-- MATERIAL FOR THIS EXERCISE --
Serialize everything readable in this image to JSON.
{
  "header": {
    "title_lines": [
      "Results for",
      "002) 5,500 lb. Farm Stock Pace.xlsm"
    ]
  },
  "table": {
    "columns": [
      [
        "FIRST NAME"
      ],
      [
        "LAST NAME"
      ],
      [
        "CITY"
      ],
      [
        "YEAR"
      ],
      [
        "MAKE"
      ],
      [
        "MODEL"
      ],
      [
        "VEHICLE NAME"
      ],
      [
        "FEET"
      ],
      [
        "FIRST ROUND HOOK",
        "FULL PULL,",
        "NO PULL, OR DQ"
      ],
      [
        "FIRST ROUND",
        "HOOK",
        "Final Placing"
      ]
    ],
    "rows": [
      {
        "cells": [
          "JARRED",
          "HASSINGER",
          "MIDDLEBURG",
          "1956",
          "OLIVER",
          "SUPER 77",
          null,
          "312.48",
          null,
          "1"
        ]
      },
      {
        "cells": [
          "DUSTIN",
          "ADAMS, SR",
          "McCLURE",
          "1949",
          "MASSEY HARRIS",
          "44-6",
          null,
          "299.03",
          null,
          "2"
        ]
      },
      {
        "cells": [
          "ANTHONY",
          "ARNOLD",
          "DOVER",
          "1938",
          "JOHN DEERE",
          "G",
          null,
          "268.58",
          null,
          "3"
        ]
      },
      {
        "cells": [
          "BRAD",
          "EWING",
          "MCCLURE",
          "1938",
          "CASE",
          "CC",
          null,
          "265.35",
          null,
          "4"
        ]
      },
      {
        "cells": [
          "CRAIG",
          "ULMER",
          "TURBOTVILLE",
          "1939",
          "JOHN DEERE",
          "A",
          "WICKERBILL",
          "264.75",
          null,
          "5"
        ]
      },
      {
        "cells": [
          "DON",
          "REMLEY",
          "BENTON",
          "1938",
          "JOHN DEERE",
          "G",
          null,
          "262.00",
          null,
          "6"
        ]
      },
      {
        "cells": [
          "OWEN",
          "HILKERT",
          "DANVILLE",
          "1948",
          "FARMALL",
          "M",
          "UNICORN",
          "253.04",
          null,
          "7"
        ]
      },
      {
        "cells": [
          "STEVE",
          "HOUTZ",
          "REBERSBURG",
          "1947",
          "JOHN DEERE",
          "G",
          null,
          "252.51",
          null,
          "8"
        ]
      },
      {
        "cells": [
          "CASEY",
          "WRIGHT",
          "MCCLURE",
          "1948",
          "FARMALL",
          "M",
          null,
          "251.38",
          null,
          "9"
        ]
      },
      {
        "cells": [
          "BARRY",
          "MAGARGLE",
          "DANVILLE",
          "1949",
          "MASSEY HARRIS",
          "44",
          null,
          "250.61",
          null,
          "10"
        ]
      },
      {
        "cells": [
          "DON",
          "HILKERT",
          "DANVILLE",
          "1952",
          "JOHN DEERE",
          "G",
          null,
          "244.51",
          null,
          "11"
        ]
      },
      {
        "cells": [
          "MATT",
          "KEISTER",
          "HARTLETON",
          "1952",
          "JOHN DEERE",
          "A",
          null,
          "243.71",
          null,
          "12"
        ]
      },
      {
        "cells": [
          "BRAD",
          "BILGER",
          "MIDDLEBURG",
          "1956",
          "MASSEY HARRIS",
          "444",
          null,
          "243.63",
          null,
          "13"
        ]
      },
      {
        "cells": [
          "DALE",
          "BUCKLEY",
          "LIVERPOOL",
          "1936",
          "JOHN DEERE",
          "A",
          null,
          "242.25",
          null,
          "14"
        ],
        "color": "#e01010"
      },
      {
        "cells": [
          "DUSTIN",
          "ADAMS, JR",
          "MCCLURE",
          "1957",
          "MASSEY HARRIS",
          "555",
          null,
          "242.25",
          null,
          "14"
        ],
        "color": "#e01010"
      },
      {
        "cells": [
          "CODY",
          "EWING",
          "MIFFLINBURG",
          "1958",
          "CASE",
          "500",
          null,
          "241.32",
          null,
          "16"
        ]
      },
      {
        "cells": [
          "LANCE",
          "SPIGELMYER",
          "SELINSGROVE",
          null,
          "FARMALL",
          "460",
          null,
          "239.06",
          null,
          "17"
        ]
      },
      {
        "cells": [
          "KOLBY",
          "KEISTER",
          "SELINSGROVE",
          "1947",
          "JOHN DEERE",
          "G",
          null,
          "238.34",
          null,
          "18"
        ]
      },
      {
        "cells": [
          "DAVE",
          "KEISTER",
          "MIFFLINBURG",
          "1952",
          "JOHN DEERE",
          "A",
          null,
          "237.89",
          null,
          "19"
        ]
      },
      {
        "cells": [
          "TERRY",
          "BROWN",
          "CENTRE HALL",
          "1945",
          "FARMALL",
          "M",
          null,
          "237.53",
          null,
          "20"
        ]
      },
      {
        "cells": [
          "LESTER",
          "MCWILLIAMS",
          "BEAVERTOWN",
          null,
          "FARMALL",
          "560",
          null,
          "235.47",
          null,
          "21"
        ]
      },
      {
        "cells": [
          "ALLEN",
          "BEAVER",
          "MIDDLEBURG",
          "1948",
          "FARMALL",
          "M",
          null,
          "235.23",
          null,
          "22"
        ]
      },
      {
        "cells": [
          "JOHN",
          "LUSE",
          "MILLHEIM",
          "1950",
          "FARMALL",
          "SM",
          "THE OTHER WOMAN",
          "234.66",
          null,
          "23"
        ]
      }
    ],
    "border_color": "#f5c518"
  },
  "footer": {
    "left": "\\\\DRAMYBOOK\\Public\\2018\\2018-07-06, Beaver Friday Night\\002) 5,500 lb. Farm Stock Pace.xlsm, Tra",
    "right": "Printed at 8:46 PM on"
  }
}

-- PROBLEM DESCRIPTION --
Your task is to output the full set of records exactly as presented.

-- SOLUTION TO THE PROBLEM --
Serialize everything readable in this image to JSON.
{
  "header": {
    "title_lines": [
      "Results for",
      "002) 5,500 lb. Farm Stock Pace.xlsm"
    ]
  },
  "table": {
    "columns": [
      [
        "FIRST NAME"
      ],
      [
        "LAST NAME"
      ],
      [
        "CITY"
      ],
      [
        "YEAR"
      ],
      [
        "MAKE"
      ],
      [
        "MODEL"
      ],
      [
        "VEHICLE NAME"
      ],
      [
        "FEET"
      ],
      [
        "FIRST ROUND HOOK",
        "FULL PULL,",
        "NO PULL, OR DQ"
      ],
      [
        "FIRST ROUND",
        "HOOK",
        "Final Placing"
      ]
    ],
    "rows": [
      {
        "cells": [
          "JARRED",
          "HASSINGER",
          "MIDDLEBURG",
          "1956",
          "OLIVER",
          "SUPER 77",
          null,
          "312.48",
          null,
          "1"
        ]
      },
      {
        "cells": [
          "DUSTIN",
          "ADAMS, SR",
          "McCLURE",
          "1949",
          "MASSEY HARRIS",
          "44-6",
          null,
          "299.03",
          null,
          "2"
        ]
      },
      {
        "cells": [
          "ANTHONY",
          "ARNOLD",
          "DOVER",
          "1938",
          "JOHN DEERE",
          "G",
          null,
          "268.58",
          null,
          "3"
        ]
      },
      {
        "cells": [
          "BRAD",
          "EWING",
          "MCCLURE",
          "1938",
          "CASE",
          "CC",
          null,
          "265.35",
          null,
          "4"
        ]
      },
      {
        "cells": [
          "CRAIG",
          "ULMER",
          "TURBOTVILLE",
          "1939",
          "JOHN DEERE",
          "A",
          "WICKERBILL",
          "264.75",
          null,
          "5"
        ]
      },
      {
        "cells": [
          "DON",
          "REMLEY",
          "BENTON",
          "1938",
          "JOHN DEERE",
          "G",
          null,
          "262.00",
          null,
          "6"
        ]
      },
      {
        "cells": [
          "OWEN",
          "HILKERT",
          "DANVILLE",
          "1948",
          "FARMALL",
          "M",
          "UNICORN",
          "253.04",
          null,
          "7"
        ]
      },
      {
        "cells": [
          "STEVE",
          "HOUTZ",
          "REBERSBURG",
          "1947",
          "JOHN DEERE",
          "G",
          null,
          "252.51",
          null,
          "8"
        ]
      },
      {
        "cells": [
          "CASEY",
          "WRIGHT",
          "MCCLURE",
          "1948",
          "FARMALL",
          "M",
          null,
          "251.38",
          null,
          "9"
        ]
      },
      {
        "cells": [
          "BARRY",
          "MAGARGLE",
          "DANVILLE",
          "1949",
          "MASSEY HARRIS",
          "44",
          null,
          "250.61",
          null,
          "10"
        ]
      },
      {
        "cells": [
          "DON",
          "HILKERT",
          "DANVILLE",
          "1952",
          "JOHN DEERE",
          "G",
          null,
          "244.51",
          null,
          "11"
        ]
      },
      {
        "cells": [
          "MATT",
          "KEISTER",
          "HARTLETON",
          "1952",
          "JOHN DEERE",
          "A",
          null,
          "243.71",
          null,
          "12"
        ]
      },
      {
        "cells": [
          "BRAD",
          "BILGER",
          "MIDDLEBURG",
          "1956",
          "MASSEY HARRIS",
          "444",
          null,
          "243.63",
          null,
          "13"
        ]
      },
      {
        "cells": [
          "DALE",
          "BUCKLEY",
          "LIVERPOOL",
          "1936",
          "JOHN DEERE",
          "A",
          null,
          "242.25",
          null,
          "14"
        ],
        "color": "#e01010"
      },
      {
        "cells": [
          "DUSTIN",
          "ADAMS, JR",
          "MCCLURE",
          "1957",
          "MASSEY HARRIS",
          "555",
          null,
          "242.25",
          null,
          "14"
        ],
        "color": "#e01010"
      },
      {
        "cells": [
          "CODY",
          "EWING",
          "MIFFLINBURG",
          "1958",
          "CASE",
          "500",
          null,
          "241.32",
          null,
          "16"
        ]
      },
      {
        "cells": [
          "LANCE",
          "SPIGELMYER",
          "SELINSGROVE",
          null,
          "FARMALL",
          "460",
          null,
          "239.06",
          null,
          "17"
        ]
      },
      {
        "cells": [
          "KOLBY",
          "KEISTER",
          "SELINSGROVE",
          "1947",
          "JOHN DEERE",
          "G",
          null,
          "238.34",
          null,
          "18"
        ]
      },
      {
        "cells": [
          "DAVE",
          "KEISTER",
          "MIFFLINBURG",
          "1952",
          "JOHN DEERE",
          "A",
          null,
          "237.89",
          null,
          "19"
        ]
      },
      {
        "cells": [
          "TERRY",
          "BROWN",
          "CENTRE HALL",
          "1945",
          "FARMALL",
          "M",
          null,
          "237.53",
          null,
          "20"
        ]
      },
      {
        "cells": [
          "LESTER",
          "MCWILLIAMS",
          "BEAVERTOWN",
          null,
          "FARMALL",
          "560",
          null,
          "235.47",
          null,
          "21"
        ]
      },
      {
        "cells": [
          "ALLEN",
          "BEAVER",
          "MIDDLEBURG",
          "1948",
          "FARMALL",
          "M",
          null,
          "235.23",
          null,
          "22"
        ]
      },
      {
        "cells": [
          "JOHN",
          "LUSE",
          "MILLHEIM",
          "1950",
          "FARMALL",
          "SM",
          "THE OTHER WOMAN",
          "234.66",
          null,
          "23"
        ]
      }
    ],
    "border_color": "#f5c518"
  },
  "footer": {
    "left": "\\\\DRAMYBOOK\\Public\\2018\\2018-07-06, Beaver Friday Night\\002) 5,500 lb. Farm Stock Pace.xlsm, Tra",
    "right": "Printed at 8:46 PM on"
  }
}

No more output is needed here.